TASK DIRECTIONS
Among the lines listed below, count those that include the string "real", and state only the count.

**** EXERCISE DATA ****

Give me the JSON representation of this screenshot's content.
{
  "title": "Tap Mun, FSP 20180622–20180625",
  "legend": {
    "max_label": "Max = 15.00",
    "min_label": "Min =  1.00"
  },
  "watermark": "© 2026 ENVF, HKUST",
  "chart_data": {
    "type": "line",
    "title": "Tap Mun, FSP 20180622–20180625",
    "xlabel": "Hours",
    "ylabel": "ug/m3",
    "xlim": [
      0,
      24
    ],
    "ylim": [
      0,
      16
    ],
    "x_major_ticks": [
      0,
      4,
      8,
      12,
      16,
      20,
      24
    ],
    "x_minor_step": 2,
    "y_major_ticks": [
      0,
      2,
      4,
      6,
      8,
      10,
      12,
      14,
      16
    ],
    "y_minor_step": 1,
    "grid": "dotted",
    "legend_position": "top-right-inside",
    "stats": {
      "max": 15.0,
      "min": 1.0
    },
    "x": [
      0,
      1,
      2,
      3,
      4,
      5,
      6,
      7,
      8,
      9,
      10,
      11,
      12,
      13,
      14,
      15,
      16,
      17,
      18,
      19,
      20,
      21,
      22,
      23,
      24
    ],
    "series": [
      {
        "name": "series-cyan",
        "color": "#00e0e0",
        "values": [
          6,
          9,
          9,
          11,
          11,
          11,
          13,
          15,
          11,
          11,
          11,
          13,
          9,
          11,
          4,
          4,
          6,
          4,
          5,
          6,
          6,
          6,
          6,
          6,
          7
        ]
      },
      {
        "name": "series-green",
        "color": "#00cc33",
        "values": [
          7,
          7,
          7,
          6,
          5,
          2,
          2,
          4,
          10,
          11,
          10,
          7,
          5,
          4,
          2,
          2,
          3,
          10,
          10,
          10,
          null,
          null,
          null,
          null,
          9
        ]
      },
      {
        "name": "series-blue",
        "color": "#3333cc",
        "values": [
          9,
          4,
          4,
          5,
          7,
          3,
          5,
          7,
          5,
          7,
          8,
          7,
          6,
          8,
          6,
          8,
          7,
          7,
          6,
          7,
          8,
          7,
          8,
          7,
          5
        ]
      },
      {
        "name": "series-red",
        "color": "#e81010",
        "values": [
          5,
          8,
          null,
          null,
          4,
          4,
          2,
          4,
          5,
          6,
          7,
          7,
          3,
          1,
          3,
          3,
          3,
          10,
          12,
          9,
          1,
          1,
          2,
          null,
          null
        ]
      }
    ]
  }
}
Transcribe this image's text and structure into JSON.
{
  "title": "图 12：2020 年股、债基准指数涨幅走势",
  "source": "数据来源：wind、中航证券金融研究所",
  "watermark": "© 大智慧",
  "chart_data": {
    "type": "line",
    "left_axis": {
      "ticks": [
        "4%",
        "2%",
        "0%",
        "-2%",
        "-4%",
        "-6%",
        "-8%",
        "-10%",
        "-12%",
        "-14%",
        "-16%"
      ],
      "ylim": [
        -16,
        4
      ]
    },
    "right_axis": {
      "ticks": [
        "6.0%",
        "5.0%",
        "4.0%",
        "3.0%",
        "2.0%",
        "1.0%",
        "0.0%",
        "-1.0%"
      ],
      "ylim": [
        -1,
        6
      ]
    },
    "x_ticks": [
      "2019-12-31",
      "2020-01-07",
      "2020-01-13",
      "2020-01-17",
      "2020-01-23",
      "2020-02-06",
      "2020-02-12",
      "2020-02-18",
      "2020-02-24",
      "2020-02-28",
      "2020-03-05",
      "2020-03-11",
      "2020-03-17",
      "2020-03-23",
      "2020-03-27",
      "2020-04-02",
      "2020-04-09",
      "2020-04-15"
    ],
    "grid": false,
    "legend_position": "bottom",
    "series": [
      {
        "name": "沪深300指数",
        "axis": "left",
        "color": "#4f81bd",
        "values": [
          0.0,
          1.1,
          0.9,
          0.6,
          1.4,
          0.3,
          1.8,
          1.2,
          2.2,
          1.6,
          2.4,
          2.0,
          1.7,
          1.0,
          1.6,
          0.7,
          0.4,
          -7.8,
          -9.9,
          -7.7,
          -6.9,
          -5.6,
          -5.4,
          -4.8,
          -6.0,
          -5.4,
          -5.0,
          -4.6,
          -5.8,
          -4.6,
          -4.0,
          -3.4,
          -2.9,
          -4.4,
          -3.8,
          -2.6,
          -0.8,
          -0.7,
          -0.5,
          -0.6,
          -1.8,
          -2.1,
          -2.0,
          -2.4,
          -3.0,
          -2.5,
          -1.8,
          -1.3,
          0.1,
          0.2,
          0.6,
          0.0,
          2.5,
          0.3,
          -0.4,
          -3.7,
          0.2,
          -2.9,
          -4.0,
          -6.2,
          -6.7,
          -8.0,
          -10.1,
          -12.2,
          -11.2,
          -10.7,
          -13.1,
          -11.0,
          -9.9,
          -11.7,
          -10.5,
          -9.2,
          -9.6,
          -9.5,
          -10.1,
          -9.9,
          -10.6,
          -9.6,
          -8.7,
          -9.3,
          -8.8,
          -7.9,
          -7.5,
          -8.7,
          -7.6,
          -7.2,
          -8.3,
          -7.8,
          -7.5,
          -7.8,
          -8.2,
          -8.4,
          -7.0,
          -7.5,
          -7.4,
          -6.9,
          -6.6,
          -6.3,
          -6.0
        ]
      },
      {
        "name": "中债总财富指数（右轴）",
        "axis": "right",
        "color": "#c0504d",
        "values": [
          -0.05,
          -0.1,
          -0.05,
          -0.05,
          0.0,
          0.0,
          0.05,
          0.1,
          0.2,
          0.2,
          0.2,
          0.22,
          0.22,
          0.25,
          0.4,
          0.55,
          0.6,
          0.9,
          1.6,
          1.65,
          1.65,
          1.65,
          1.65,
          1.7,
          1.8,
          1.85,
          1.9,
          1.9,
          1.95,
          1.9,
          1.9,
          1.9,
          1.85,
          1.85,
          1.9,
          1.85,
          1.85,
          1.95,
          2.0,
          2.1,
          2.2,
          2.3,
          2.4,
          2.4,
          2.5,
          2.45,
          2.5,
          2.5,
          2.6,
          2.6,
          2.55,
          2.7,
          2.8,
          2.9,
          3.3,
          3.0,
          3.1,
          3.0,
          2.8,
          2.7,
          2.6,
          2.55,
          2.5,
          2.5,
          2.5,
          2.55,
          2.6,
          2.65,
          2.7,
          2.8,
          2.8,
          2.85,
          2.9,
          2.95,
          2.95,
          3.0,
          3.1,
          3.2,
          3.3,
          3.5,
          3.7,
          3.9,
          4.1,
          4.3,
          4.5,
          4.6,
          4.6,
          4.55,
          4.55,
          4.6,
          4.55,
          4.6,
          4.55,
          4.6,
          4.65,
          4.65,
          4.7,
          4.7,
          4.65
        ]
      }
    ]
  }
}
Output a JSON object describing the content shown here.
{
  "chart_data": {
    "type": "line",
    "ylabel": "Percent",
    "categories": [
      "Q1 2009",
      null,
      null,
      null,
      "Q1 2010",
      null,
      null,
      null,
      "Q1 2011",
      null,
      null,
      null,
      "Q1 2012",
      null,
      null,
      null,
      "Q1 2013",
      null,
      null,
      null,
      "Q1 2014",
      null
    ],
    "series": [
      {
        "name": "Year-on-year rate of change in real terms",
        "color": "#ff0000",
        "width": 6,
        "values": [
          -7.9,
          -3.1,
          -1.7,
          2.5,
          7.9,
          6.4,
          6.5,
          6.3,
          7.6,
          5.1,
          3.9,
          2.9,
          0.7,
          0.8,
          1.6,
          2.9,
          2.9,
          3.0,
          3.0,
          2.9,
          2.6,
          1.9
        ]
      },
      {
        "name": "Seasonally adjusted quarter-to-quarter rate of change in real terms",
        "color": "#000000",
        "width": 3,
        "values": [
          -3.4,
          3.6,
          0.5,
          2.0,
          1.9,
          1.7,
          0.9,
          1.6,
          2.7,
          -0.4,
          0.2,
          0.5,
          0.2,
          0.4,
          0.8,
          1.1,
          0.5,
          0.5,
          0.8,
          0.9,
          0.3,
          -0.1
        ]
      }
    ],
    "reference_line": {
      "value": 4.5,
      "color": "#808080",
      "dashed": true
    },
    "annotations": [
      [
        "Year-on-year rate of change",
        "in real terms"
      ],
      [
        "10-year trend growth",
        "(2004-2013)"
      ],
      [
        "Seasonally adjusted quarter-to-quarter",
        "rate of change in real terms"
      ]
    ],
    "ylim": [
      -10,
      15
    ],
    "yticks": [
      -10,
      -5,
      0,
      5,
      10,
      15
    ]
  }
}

****

EXPECTED ANSWER
4